Task to carry out: Your task is to restate the data word for word.

--- --- ---

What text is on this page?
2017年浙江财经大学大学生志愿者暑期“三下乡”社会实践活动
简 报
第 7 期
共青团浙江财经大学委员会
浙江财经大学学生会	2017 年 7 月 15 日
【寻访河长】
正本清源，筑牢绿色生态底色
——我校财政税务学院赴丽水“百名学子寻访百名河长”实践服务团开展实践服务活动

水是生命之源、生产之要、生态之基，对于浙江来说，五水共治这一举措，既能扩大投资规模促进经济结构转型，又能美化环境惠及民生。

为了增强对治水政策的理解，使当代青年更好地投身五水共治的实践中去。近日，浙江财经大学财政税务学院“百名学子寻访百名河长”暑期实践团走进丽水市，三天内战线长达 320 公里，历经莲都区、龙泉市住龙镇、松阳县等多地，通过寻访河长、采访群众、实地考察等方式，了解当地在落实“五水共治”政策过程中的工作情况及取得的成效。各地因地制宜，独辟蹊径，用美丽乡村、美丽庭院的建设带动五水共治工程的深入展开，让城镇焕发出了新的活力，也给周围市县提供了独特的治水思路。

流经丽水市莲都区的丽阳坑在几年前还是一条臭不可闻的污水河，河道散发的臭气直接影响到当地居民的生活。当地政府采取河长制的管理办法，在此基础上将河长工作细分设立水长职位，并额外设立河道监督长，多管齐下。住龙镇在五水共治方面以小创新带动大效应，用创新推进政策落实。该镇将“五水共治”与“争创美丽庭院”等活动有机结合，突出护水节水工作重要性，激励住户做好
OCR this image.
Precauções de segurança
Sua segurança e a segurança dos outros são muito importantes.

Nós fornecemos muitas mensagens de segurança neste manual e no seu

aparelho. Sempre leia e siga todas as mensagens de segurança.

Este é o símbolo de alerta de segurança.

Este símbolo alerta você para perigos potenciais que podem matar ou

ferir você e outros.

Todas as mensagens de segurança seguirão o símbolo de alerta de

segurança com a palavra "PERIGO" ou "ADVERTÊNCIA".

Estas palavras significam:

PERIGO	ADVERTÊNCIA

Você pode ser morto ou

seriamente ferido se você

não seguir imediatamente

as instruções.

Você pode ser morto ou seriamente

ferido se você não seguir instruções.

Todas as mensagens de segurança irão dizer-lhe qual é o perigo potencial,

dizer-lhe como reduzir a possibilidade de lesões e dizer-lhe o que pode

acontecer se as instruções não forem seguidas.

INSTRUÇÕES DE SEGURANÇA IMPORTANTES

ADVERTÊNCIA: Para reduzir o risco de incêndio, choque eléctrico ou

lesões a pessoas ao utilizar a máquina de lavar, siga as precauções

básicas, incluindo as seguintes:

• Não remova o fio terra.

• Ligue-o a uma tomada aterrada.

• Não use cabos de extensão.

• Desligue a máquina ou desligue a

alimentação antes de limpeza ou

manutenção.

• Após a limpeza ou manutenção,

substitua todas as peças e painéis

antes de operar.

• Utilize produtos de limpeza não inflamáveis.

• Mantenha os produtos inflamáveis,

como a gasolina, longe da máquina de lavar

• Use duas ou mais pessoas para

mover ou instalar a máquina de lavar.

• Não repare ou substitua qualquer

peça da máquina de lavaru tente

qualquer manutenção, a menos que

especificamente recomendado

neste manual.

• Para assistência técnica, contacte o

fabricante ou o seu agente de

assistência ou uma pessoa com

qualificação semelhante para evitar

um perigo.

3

--- --- ---

Solution to this problem:
What text is on this page?
2017年浙江财经大学大学生志愿者暑期“三下乡”社会实践活动
简 报
第 7 期
共青团浙江财经大学委员会
浙江财经大学学生会	2017 年 7 月 15 日
【寻访河长】
正本清源，筑牢绿色生态底色
——我校财政税务学院赴丽水“百名学子寻访百名河长”实践服务团开展实践服务活动

水是生命之源、生产之要、生态之基，对于浙江来说，五水共治这一举措，既能扩大投资规模促进经济结构转型，又能美化环境惠及民生。

为了增强对治水政策的理解，使当代青年更好地投身五水共治的实践中去。近日，浙江财经大学财政税务学院“百名学子寻访百名河长”暑期实践团走进丽水市，三天内战线长达 320 公里，历经莲都区、龙泉市住龙镇、松阳县等多地，通过寻访河长、采访群众、实地考察等方式，了解当地在落实“五水共治”政策过程中的工作情况及取得的成效。各地因地制宜，独辟蹊径，用美丽乡村、美丽庭院的建设带动五水共治工程的深入展开，让城镇焕发出了新的活力，也给周围市县提供了独特的治水思路。

流经丽水市莲都区的丽阳坑在几年前还是一条臭不可闻的污水河，河道散发的臭气直接影响到当地居民的生活。当地政府采取河长制的管理办法，在此基础上将河长工作细分设立水长职位，并额外设立河道监督长，多管齐下。住龙镇在五水共治方面以小创新带动大效应，用创新推进政策落实。该镇将“五水共治”与“争创美丽庭院”等活动有机结合，突出护水节水工作重要性，激励住户做好
OCR this image.
Precauções de segurança
Sua segurança e a segurança dos outros são muito importantes.

Nós fornecemos muitas mensagens de segurança neste manual e no seu

aparelho. Sempre leia e siga todas as mensagens de segurança.

Este é o símbolo de alerta de segurança.

Este símbolo alerta você para perigos potenciais que podem matar ou

ferir você e outros.

Todas as mensagens de segurança seguirão o símbolo de alerta de

segurança com a palavra "PERIGO" ou "ADVERTÊNCIA".

Estas palavras significam:

PERIGO	ADVERTÊNCIA

Você pode ser morto ou

seriamente ferido se você

não seguir imediatamente

as instruções.

Você pode ser morto ou seriamente

ferido se você não seguir instruções.

Todas as mensagens de segurança irão dizer-lhe qual é o perigo potencial,

dizer-lhe como reduzir a possibilidade de lesões e dizer-lhe o que pode

acontecer se as instruções não forem seguidas.

INSTRUÇÕES DE SEGURANÇA IMPORTANTES

ADVERTÊNCIA: Para reduzir o risco de incêndio, choque eléctrico ou

lesões a pessoas ao utilizar a máquina de lavar, siga as precauções

básicas, incluindo as seguintes:

• Não remova o fio terra.

• Ligue-o a uma tomada aterrada.

• Não use cabos de extensão.

• Desligue a máquina ou desligue a

alimentação antes de limpeza ou

manutenção.

• Após a limpeza ou manutenção,

substitua todas as peças e painéis

antes de operar.

• Utilize produtos de limpeza não inflamáveis.

• Mantenha os produtos inflamáveis,

como a gasolina, longe da máquina de lavar

• Use duas ou mais pessoas para

mover ou instalar a máquina de lavar.

• Não repare ou substitua qualquer

peça da máquina de lavaru tente

qualquer manutenção, a menos que

especificamente recomendado

neste manual.

• Para assistência técnica, contacte o

fabricante ou o seu agente de

assistência ou uma pessoa com

qualificação semelhante para evitar

um perigo.

3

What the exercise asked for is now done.